GOAL: Output the material below in full, exactly as it is.

DATA TO PROCESS:

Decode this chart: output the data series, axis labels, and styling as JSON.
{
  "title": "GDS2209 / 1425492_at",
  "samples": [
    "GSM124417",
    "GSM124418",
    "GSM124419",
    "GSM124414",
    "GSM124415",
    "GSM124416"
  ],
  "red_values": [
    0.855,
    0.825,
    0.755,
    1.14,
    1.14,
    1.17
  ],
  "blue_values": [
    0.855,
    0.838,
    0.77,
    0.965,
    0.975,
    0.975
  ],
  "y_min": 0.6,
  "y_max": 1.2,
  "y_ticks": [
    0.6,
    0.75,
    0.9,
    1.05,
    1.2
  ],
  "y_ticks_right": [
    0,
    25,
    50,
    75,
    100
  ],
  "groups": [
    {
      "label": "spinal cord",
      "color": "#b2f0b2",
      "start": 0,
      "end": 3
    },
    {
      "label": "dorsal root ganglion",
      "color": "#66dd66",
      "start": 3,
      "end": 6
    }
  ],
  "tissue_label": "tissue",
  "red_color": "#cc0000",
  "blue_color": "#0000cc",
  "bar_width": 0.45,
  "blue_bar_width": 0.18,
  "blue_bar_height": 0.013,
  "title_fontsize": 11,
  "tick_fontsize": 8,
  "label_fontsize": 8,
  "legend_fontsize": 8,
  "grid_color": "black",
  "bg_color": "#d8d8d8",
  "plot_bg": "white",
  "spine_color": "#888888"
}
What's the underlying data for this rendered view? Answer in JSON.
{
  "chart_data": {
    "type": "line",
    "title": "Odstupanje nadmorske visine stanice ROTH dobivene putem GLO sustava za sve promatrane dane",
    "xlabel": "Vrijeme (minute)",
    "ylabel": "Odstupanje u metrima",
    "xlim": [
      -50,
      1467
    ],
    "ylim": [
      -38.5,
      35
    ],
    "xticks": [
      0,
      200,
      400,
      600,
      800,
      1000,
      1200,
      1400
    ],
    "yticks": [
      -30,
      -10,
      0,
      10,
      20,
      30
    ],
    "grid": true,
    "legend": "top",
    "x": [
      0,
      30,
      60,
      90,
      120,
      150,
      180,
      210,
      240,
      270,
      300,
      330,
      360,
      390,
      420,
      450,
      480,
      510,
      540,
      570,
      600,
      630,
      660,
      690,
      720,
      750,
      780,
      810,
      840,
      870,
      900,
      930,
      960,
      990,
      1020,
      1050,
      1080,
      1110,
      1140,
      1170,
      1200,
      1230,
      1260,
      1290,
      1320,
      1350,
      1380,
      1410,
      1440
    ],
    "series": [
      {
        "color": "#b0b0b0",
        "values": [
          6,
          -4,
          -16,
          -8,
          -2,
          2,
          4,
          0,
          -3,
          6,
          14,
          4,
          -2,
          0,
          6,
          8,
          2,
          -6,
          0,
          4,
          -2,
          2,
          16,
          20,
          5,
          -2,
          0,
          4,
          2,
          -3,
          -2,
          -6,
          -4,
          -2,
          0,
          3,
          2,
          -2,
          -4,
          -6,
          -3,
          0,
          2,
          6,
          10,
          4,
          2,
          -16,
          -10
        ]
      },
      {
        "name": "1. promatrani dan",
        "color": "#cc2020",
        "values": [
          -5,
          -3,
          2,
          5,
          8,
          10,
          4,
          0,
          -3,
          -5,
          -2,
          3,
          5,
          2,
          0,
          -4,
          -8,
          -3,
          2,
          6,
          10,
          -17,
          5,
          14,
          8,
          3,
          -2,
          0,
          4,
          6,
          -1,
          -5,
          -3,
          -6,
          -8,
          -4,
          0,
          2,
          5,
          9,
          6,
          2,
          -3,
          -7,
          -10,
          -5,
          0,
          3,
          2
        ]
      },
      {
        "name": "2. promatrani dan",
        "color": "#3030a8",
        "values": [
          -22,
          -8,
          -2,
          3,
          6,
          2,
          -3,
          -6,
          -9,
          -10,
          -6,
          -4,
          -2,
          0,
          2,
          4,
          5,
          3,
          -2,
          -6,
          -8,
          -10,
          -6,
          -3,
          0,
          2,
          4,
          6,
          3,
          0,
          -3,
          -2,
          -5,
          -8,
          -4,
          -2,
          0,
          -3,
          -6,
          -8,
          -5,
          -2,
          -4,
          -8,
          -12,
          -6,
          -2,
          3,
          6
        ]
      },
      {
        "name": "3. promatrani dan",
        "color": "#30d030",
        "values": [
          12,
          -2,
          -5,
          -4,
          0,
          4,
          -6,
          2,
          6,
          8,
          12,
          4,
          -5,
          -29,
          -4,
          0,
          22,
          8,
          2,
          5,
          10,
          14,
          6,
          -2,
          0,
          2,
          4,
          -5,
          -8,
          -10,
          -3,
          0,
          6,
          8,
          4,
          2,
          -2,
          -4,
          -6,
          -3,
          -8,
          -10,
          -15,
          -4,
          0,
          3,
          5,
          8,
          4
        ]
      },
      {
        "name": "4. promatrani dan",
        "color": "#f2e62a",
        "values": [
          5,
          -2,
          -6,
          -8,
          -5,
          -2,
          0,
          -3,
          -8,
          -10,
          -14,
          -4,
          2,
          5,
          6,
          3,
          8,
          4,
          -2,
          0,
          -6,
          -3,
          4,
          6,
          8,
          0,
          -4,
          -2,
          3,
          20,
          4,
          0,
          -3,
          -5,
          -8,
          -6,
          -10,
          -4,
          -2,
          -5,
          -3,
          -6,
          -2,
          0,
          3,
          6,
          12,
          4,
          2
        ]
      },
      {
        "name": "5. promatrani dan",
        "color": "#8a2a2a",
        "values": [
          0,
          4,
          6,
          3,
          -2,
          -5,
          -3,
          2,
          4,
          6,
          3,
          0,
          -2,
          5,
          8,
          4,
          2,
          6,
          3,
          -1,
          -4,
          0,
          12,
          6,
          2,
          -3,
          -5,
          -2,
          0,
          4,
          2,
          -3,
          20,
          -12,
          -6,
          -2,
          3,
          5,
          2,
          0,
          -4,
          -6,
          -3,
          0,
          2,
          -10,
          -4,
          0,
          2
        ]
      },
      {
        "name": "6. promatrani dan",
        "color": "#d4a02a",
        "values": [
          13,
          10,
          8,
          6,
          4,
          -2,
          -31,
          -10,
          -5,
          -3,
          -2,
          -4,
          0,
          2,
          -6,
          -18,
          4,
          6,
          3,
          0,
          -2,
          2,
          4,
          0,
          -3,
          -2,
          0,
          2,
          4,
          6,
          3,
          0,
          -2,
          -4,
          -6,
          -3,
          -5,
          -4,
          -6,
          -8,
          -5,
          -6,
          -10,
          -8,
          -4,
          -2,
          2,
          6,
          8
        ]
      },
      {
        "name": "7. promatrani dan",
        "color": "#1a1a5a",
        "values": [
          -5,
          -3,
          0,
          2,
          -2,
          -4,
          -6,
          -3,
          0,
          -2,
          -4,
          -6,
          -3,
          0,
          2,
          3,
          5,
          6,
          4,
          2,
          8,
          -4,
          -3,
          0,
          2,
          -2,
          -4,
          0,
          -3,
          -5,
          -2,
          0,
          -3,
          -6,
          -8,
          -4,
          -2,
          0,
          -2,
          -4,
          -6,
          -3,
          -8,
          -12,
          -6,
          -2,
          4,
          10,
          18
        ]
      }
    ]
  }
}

EXPECTED OUTPUT:
Decode this chart: output the data series, axis labels, and styling as JSON.
{
  "title": "GDS2209 / 1425492_at",
  "samples": [
    "GSM124417",
    "GSM124418",
    "GSM124419",
    "GSM124414",
    "GSM124415",
    "GSM124416"
  ],
  "red_values": [
    0.855,
    0.825,
    0.755,
    1.14,
    1.14,
    1.17
  ],
  "blue_values": [
    0.855,
    0.838,
    0.77,
    0.965,
    0.975,
    0.975
  ],
  "y_min": 0.6,
  "y_max": 1.2,
  "y_ticks": [
    0.6,
    0.75,
    0.9,
    1.05,
    1.2
  ],
  "y_ticks_right": [
    0,
    25,
    50,
    75,
    100
  ],
  "groups": [
    {
      "label": "spinal cord",
      "color": "#b2f0b2",
      "start": 0,
      "end": 3
    },
    {
      "label": "dorsal root ganglion",
      "color": "#66dd66",
      "start": 3,
      "end": 6
    }
  ],
  "tissue_label": "tissue",
  "red_color": "#cc0000",
  "blue_color": "#0000cc",
  "bar_width": 0.45,
  "blue_bar_width": 0.18,
  "blue_bar_height": 0.013,
  "title_fontsize": 11,
  "tick_fontsize": 8,
  "label_fontsize": 8,
  "legend_fontsize": 8,
  "grid_color": "black",
  "bg_color": "#d8d8d8",
  "plot_bg": "white",
  "spine_color": "#888888"
}
What's the underlying data for this rendered view? Answer in JSON.
{
  "chart_data": {
    "type": "line",
    "title": "Odstupanje nadmorske visine stanice ROTH dobivene putem GLO sustava za sve promatrane dane",
    "xlabel": "Vrijeme (minute)",
    "ylabel": "Odstupanje u metrima",
    "xlim": [
      -50,
      1467
    ],
    "ylim": [
      -38.5,
      35
    ],
    "xticks": [
      0,
      200,
      400,
      600,
      800,
      1000,
      1200,
      1400
    ],
    "yticks": [
      -30,
      -10,
      0,
      10,
      20,
      30
    ],
    "grid": true,
    "legend": "top",
    "x": [
      0,
      30,
      60,
      90,
      120,
      150,
      180,
      210,
      240,
      270,
      300,
      330,
      360,
      390,
      420,
      450,
      480,
      510,
      540,
      570,
      600,
      630,
      660,
      690,
      720,
      750,
      780,
      810,
      840,
      870,
      900,
      930,
      960,
      990,
      1020,
      1050,
      1080,
      1110,
      1140,
      1170,
      1200,
      1230,
      1260,
      1290,
      1320,
      1350,
      1380,
      1410,
      1440
    ],
    "series": [
      {
        "color": "#b0b0b0",
        "values": [
          6,
          -4,
          -16,
          -8,
          -2,
          2,
          4,
          0,
          -3,
          6,
          14,
          4,
          -2,
          0,
          6,
          8,
          2,
          -6,
          0,
          4,
          -2,
          2,
          16,
          20,
          5,
          -2,
          0,
          4,
          2,
          -3,
          -2,
          -6,
          -4,
          -2,
          0,
          3,
          2,
          -2,
          -4,
          -6,
          -3,
          0,
          2,
          6,
          10,
          4,
          2,
          -16,
          -10
        ]
      },
      {
        "name": "1. promatrani dan",
        "color": "#cc2020",
        "values": [
          -5,
          -3,
          2,
          5,
          8,
          10,
          4,
          0,
          -3,
          -5,
          -2,
          3,
          5,
          2,
          0,
          -4,
          -8,
          -3,
          2,
          6,
          10,
          -17,
          5,
          14,
          8,
          3,
          -2,
          0,
          4,
          6,
          -1,
          -5,
          -3,
          -6,
          -8,
          -4,
          0,
          2,
          5,
          9,
          6,
          2,
          -3,
          -7,
          -10,
          -5,
          0,
          3,
          2
        ]
      },
      {
        "name": "2. promatrani dan",
        "color": "#3030a8",
        "values": [
          -22,
          -8,
          -2,
          3,
          6,
          2,
          -3,
          -6,
          -9,
          -10,
          -6,
          -4,
          -2,
          0,
          2,
          4,
          5,
          3,
          -2,
          -6,
          -8,
          -10,
          -6,
          -3,
          0,
          2,
          4,
          6,
          3,
          0,
          -3,
          -2,
          -5,
          -8,
          -4,
          -2,
          0,
          -3,
          -6,
          -8,
          -5,
          -2,
          -4,
          -8,
          -12,
          -6,
          -2,
          3,
          6
        ]
      },
      {
        "name": "3. promatrani dan",
        "color": "#30d030",
        "values": [
          12,
          -2,
          -5,
          -4,
          0,
          4,
          -6,
          2,
          6,
          8,
          12,
          4,
          -5,
          -29,
          -4,
          0,
          22,
          8,
          2,
          5,
          10,
          14,
          6,
          -2,
          0,
          2,
          4,
          -5,
          -8,
          -10,
          -3,
          0,
          6,
          8,
          4,
          2,
          -2,
          -4,
          -6,
          -3,
          -8,
          -10,
          -15,
          -4,
          0,
          3,
          5,
          8,
          4
        ]
      },
      {
        "name": "4. promatrani dan",
        "color": "#f2e62a",
        "values": [
          5,
          -2,
          -6,
          -8,
          -5,
          -2,
          0,
          -3,
          -8,
          -10,
          -14,
          -4,
          2,
          5,
          6,
          3,
          8,
          4,
          -2,
          0,
          -6,
          -3,
          4,
          6,
          8,
          0,
          -4,
          -2,
          3,
          20,
          4,
          0,
          -3,
          -5,
          -8,
          -6,
          -10,
          -4,
          -2,
          -5,
          -3,
          -6,
          -2,
          0,
          3,
          6,
          12,
          4,
          2
        ]
      },
      {
        "name": "5. promatrani dan",
        "color": "#8a2a2a",
        "values": [
          0,
          4,
          6,
          3,
          -2,
          -5,
          -3,
          2,
          4,
          6,
          3,
          0,
          -2,
          5,
          8,
          4,
          2,
          6,
          3,
          -1,
          -4,
          0,
          12,
          6,
          2,
          -3,
          -5,
          -2,
          0,
          4,
          2,
          -3,
          20,
          -12,
          -6,
          -2,
          3,
          5,
          2,
          0,
          -4,
          -6,
          -3,
          0,
          2,
          -10,
          -4,
          0,
          2
        ]
      },
      {
        "name": "6. promatrani dan",
        "color": "#d4a02a",
        "values": [
          13,
          10,
          8,
          6,
          4,
          -2,
          -31,
          -10,
          -5,
          -3,
          -2,
          -4,
          0,
          2,
          -6,
          -18,
          4,
          6,
          3,
          0,
          -2,
          2,
          4,
          0,
          -3,
          -2,
          0,
          2,
          4,
          6,
          3,
          0,
          -2,
          -4,
          -6,
          -3,
          -5,
          -4,
          -6,
          -8,
          -5,
          -6,
          -10,
          -8,
          -4,
          -2,
          2,
          6,
          8
        ]
      },
      {
        "name": "7. promatrani dan",
        "color": "#1a1a5a",
        "values": [
          -5,
          -3,
          0,
          2,
          -2,
          -4,
          -6,
          -3,
          0,
          -2,
          -4,
          -6,
          -3,
          0,
          2,
          3,
          5,
          6,
          4,
          2,
          8,
          -4,
          -3,
          0,
          2,
          -2,
          -4,
          0,
          -3,
          -5,
          -2,
          0,
          -3,
          -6,
          -8,
          -4,
          -2,
          0,
          -2,
          -4,
          -6,
          -3,
          -8,
          -12,
          -6,
          -2,
          4,
          10,
          18
        ]
      }
    ]
  }
}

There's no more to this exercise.